> _EXERCISE_: Reproduce each of the following entries line by line, without altering any character.

> _RECORDS SUPPLIED_:
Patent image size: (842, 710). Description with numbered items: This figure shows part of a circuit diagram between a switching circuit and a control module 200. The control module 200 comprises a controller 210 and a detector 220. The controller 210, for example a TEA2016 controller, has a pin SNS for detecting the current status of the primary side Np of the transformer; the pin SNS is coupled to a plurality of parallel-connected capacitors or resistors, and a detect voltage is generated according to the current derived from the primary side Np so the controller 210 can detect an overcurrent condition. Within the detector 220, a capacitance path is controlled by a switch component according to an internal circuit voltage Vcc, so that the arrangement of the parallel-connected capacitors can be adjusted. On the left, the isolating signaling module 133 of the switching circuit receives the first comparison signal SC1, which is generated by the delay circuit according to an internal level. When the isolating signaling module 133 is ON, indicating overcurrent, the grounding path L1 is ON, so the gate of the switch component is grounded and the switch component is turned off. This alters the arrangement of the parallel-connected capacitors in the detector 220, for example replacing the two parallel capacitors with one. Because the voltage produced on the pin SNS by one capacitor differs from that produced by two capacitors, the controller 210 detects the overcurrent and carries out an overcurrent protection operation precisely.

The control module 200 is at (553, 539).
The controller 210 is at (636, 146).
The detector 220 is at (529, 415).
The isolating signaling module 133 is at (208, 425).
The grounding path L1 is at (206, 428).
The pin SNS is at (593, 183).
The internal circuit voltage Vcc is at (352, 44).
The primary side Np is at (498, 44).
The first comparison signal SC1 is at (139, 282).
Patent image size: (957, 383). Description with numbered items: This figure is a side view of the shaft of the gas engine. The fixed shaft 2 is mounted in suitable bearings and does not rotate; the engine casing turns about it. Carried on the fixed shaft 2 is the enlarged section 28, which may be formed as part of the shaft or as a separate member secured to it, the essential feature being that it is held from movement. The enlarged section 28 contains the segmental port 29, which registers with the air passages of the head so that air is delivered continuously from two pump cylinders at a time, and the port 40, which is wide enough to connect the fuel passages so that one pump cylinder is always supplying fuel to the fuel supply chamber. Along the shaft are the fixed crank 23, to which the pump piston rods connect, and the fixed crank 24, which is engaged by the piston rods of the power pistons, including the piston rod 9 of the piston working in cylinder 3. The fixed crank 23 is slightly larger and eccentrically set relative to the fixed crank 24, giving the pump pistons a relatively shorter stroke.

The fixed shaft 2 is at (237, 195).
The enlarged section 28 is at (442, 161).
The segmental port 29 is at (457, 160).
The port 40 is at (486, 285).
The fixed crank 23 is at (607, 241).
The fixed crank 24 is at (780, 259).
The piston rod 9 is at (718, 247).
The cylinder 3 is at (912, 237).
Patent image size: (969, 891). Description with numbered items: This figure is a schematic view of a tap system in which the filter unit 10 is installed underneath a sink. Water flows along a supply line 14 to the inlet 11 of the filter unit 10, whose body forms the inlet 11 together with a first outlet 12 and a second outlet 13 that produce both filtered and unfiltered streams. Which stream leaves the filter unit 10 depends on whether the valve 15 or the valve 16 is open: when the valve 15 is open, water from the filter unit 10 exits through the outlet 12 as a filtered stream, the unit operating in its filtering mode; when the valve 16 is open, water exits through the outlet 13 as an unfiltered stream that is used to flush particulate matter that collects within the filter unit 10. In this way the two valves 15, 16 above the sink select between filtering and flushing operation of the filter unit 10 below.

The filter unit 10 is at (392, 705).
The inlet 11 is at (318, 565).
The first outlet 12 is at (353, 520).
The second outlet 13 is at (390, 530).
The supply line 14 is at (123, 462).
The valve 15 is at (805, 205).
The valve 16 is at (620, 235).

> _FINISHED ANSWER_:
Patent image size: (842, 710). Description with numbered items: This figure shows part of a circuit diagram between a switching circuit and a control module 200. The control module 200 comprises a controller 210 and a detector 220. The controller 210, for example a TEA2016 controller, has a pin SNS for detecting the current status of the primary side Np of the transformer; the pin SNS is coupled to a plurality of parallel-connected capacitors or resistors, and a detect voltage is generated according to the current derived from the primary side Np so the controller 210 can detect an overcurrent condition. Within the detector 220, a capacitance path is controlled by a switch component according to an internal circuit voltage Vcc, so that the arrangement of the parallel-connected capacitors can be adjusted. On the left, the isolating signaling module 133 of the switching circuit receives the first comparison signal SC1, which is generated by the delay circuit according to an internal level. When the isolating signaling module 133 is ON, indicating overcurrent, the grounding path L1 is ON, so the gate of the switch component is grounded and the switch component is turned off. This alters the arrangement of the parallel-connected capacitors in the detector 220, for example replacing the two parallel capacitors with one. Because the voltage produced on the pin SNS by one capacitor differs from that produced by two capacitors, the controller 210 detects the overcurrent and carries out an overcurrent protection operation precisely.

The control module 200 is at (553, 539).
The controller 210 is at (636, 146).
The detector 220 is at (529, 415).
The isolating signaling module 133 is at (208, 425).
The grounding path L1 is at (206, 428).
The pin SNS is at (593, 183).
The internal circuit voltage Vcc is at (352, 44).
The primary side Np is at (498, 44).
The first comparison signal SC1 is at (139, 282).
Patent image size: (957, 383). Description with numbered items: This figure is a side view of the shaft of the gas engine. The fixed shaft 2 is mounted in suitable bearings and does not rotate; the engine casing turns about it. Carried on the fixed shaft 2 is the enlarged section 28, which may be formed as part of the shaft or as a separate member secured to it, the essential feature being that it is held from movement. The enlarged section 28 contains the segmental port 29, which registers with the air passages of the head so that air is delivered continuously from two pump cylinders at a time, and the port 40, which is wide enough to connect the fuel passages so that one pump cylinder is always supplying fuel to the fuel supply chamber. Along the shaft are the fixed crank 23, to which the pump piston rods connect, and the fixed crank 24, which is engaged by the piston rods of the power pistons, including the piston rod 9 of the piston working in cylinder 3. The fixed crank 23 is slightly larger and eccentrically set relative to the fixed crank 24, giving the pump pistons a relatively shorter stroke.

The fixed shaft 2 is at (237, 195).
The enlarged section 28 is at (442, 161).
The segmental port 29 is at (457, 160).
The port 40 is at (486, 285).
The fixed crank 23 is at (607, 241).
The fixed crank 24 is at (780, 259).
The piston rod 9 is at (718, 247).
The cylinder 3 is at (912, 237).
Patent image size: (969, 891). Description with numbered items: This figure is a schematic view of a tap system in which the filter unit 10 is installed underneath a sink. Water flows along a supply line 14 to the inlet 11 of the filter unit 10, whose body forms the inlet 11 together with a first outlet 12 and a second outlet 13 that produce both filtered and unfiltered streams. Which stream leaves the filter unit 10 depends on whether the valve 15 or the valve 16 is open: when the valve 15 is open, water from the filter unit 10 exits through the outlet 12 as a filtered stream, the unit operating in its filtering mode; when the valve 16 is open, water exits through the outlet 13 as an unfiltered stream that is used to flush particulate matter that collects within the filter unit 10. In this way the two valves 15, 16 above the sink select between filtering and flushing operation of the filter unit 10 below.

The filter unit 10 is at (392, 705).
The inlet 11 is at (318, 565).
The first outlet 12 is at (353, 520).
The second outlet 13 is at (390, 530).
The supply line 14 is at (123, 462).
The valve 15 is at (805, 205).
The valve 16 is at (620, 235).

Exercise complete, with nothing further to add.